# Set exercise:
Reproduce the listing that follows with no differences at all.

________________________________________

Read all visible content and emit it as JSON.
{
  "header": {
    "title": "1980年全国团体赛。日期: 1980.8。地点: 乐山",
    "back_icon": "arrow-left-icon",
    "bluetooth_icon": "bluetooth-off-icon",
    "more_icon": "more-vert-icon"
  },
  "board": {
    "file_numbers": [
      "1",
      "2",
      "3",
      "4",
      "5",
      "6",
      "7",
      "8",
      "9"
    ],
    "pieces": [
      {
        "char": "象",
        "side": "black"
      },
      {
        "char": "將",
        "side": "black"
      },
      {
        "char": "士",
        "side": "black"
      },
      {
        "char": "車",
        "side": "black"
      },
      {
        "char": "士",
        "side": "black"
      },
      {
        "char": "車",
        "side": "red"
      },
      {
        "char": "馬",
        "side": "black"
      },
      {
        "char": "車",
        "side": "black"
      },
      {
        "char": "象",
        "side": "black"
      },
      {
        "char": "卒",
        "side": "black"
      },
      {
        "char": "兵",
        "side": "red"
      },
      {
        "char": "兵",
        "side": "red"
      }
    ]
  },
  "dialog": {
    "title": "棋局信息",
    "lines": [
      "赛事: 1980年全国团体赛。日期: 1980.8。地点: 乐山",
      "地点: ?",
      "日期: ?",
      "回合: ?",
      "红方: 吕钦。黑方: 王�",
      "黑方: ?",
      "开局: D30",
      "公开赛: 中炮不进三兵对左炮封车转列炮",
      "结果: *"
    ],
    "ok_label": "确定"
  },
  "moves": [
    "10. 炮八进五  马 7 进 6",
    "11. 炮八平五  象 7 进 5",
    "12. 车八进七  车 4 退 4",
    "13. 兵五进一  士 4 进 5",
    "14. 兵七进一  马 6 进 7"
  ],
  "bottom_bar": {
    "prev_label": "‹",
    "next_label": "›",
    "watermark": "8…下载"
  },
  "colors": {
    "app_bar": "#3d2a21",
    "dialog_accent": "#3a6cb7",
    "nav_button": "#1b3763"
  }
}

________________________________________

# Correct output:
Read all visible content and emit it as JSON.
{
  "header": {
    "title": "1980年全国团体赛。日期: 1980.8。地点: 乐山",
    "back_icon": "arrow-left-icon",
    "bluetooth_icon": "bluetooth-off-icon",
    "more_icon": "more-vert-icon"
  },
  "board": {
    "file_numbers": [
      "1",
      "2",
      "3",
      "4",
      "5",
      "6",
      "7",
      "8",
      "9"
    ],
    "pieces": [
      {
        "char": "象",
        "side": "black"
      },
      {
        "char": "將",
        "side": "black"
      },
      {
        "char": "士",
        "side": "black"
      },
      {
        "char": "車",
        "side": "black"
      },
      {
        "char": "士",
        "side": "black"
      },
      {
        "char": "車",
        "side": "red"
      },
      {
        "char": "馬",
        "side": "black"
      },
      {
        "char": "車",
        "side": "black"
      },
      {
        "char": "象",
        "side": "black"
      },
      {
        "char": "卒",
        "side": "black"
      },
      {
        "char": "兵",
        "side": "red"
      },
      {
        "char": "兵",
        "side": "red"
      }
    ]
  },
  "dialog": {
    "title": "棋局信息",
    "lines": [
      "赛事: 1980年全国团体赛。日期: 1980.8。地点: 乐山",
      "地点: ?",
      "日期: ?",
      "回合: ?",
      "红方: 吕钦。黑方: 王�",
      "黑方: ?",
      "开局: D30",
      "公开赛: 中炮不进三兵对左炮封车转列炮",
      "结果: *"
    ],
    "ok_label": "确定"
  },
  "moves": [
    "10. 炮八进五  马 7 进 6",
    "11. 炮八平五  象 7 进 5",
    "12. 车八进七  车 4 退 4",
    "13. 兵五进一  士 4 进 5",
    "14. 兵七进一  马 6 进 7"
  ],
  "bottom_bar": {
    "prev_label": "‹",
    "next_label": "›",
    "watermark": "8…下载"
  },
  "colors": {
    "app_bar": "#3d2a21",
    "dialog_accent": "#3a6cb7",
    "nav_button": "#1b3763"
  }
}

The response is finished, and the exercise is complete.